[The tasks]
a. In the interim report excerpt, rewrite the paragraph that begins "The Interim Financial Statements have not been audited" in shorter form, keeping its main facts.
b. According to the interim report excerpt, on what date did the Board of Directors approve the Interim Financial Statements?
c. Retype the passage of the interim report excerpt from "The Interim Financial Statements do" up to and including "interim reporting period.".

The Directors of Logistics Development Group plc (the "Company") present their interim report and the unaudited financial statements for the period ended 31 May 2023 ("Interim Financial Statements"). The Company is a public company limited by shares and incorporated and domiciled in the UK. Its registered address is 3 More London Riverside, 4th Floor, London, SE1 2AQ.

 

The Interim Financial Statements have not been audited and were approved by the Board of Directors on 31 August 2023. The information for the period ended 31 May 2023 does not constitute statutory accounts within the meaning of section 434 of the Companies Act 2006. The Interim Financial Statements should be read in conjunction with the annual financial statements for the year ended 30 November 2022, which were prepared in accordance with International Financial Reporting Standards ("IFRS") in conformity with the requirements of the Companies Act 2006. Those accounts have been reported on by the Company's auditors and delivered to the Registrar of Companies. The report of the auditors was (i) unqualified and (ii) did not contain a statement under section 498(2) or (3) of the Companies Act 2006.

 

The Interim Financial Statements are prepared in accordance with IFRS and those parts of the Companies Act 2006 applicable to companies reporting under IFRS.

 

Basis of preparation

 

The Interim Financial Statements for the period ended 31 May 2023 have been prepared in accordance with accounting standard IAS 34 Interim Financial Reporting.


The Interim Financial Statements do not include all the notes of the type normally included in an annual financial report. Accordingly, this report is to be read in conjunction with the annual report for the year ended 30 November 2022 and any public announcements made by the Company during the interim reporting period.

[Extracted information]
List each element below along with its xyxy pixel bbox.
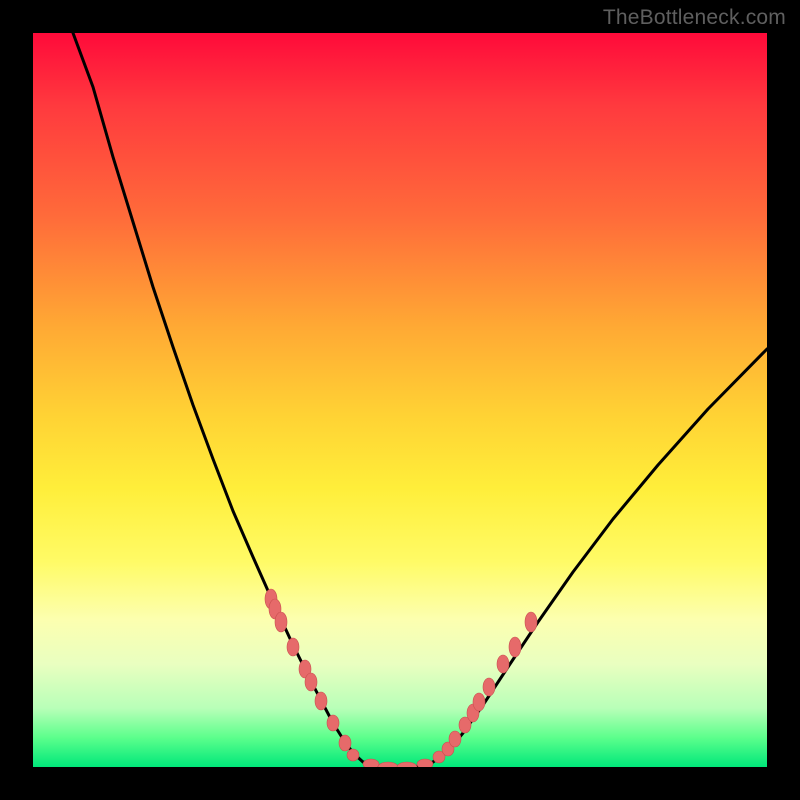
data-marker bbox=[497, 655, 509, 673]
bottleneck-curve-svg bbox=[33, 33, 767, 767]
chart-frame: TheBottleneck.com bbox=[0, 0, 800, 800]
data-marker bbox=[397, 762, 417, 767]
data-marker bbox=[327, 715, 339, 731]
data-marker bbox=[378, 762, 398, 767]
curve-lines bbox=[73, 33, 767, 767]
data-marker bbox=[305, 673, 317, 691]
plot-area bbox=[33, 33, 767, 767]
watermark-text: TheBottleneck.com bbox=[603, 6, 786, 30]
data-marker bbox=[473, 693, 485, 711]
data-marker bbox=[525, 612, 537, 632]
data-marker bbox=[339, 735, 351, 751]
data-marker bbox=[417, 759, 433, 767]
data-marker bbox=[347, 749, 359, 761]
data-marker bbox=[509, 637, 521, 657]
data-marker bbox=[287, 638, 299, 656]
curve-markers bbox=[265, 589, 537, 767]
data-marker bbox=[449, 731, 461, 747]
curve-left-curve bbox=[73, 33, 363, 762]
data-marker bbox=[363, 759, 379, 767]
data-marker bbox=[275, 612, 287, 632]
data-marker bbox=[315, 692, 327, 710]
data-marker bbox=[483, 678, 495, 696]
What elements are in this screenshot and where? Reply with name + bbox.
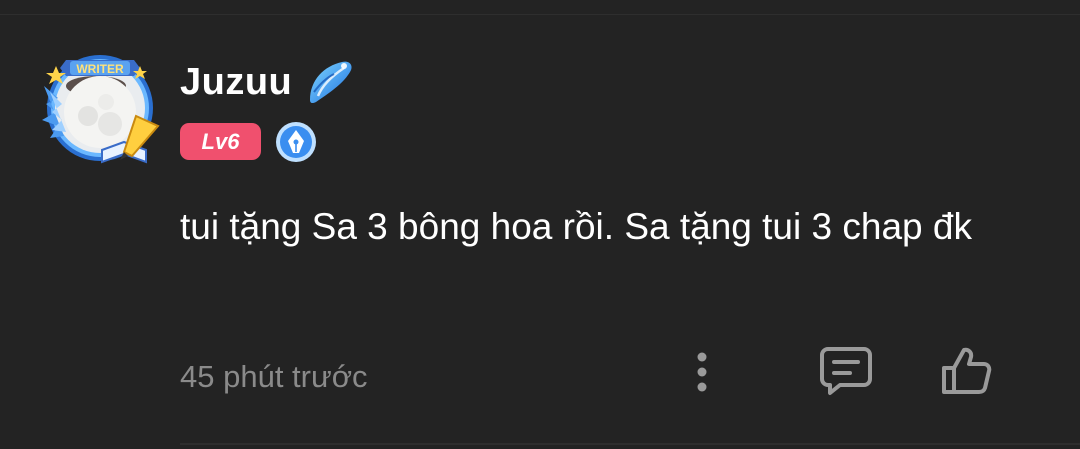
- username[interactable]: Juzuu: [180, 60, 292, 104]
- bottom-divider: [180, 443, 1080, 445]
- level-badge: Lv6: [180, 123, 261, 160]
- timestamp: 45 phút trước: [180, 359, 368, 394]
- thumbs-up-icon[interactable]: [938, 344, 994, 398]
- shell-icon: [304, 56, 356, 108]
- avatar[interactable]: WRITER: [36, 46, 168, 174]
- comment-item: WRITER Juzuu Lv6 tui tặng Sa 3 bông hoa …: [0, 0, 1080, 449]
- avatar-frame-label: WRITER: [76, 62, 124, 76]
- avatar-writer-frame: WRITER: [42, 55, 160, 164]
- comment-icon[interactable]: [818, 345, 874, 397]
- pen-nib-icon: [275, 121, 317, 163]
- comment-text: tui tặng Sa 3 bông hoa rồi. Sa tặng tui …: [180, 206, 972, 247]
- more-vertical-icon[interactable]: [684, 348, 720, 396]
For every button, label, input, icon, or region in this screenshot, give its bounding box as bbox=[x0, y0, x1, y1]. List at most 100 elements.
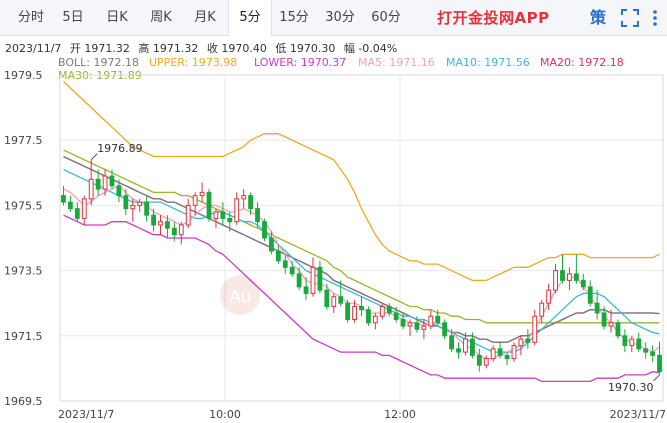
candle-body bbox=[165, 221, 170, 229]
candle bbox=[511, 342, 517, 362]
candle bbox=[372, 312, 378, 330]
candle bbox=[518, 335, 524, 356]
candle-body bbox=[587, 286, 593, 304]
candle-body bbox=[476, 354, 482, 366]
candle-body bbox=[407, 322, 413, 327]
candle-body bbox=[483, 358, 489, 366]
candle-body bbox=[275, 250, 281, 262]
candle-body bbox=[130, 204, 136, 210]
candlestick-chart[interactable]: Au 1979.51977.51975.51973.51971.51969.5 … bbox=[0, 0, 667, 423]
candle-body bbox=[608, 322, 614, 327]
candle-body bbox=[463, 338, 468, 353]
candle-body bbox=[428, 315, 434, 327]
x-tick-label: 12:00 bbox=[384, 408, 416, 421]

[The results]
a. The Board approved the unaudited Interim Financial Statements on 31 August 2023. They are not statutory accounts under section 434 of the Companies Act 2006. They should be read with the annual financial statements for the year ended 30 November 2022. Those annual statements were prepared under IFRS in conformity with the Companies Act 2006, reported on by the auditors and delivered to the Registrar of Companies. The auditors' report was unqualified and contained no statement under section 498(2) or (3) of the Act.

b. 31 August 2023.

c.
The Interim Financial Statements do not include all the notes of the type normally included in an annual financial report. Accordingly, this report is to be read in conjunction with the annual report for the year ended 30 November 2022 and any public announcements made by the Company during the interim reporting period.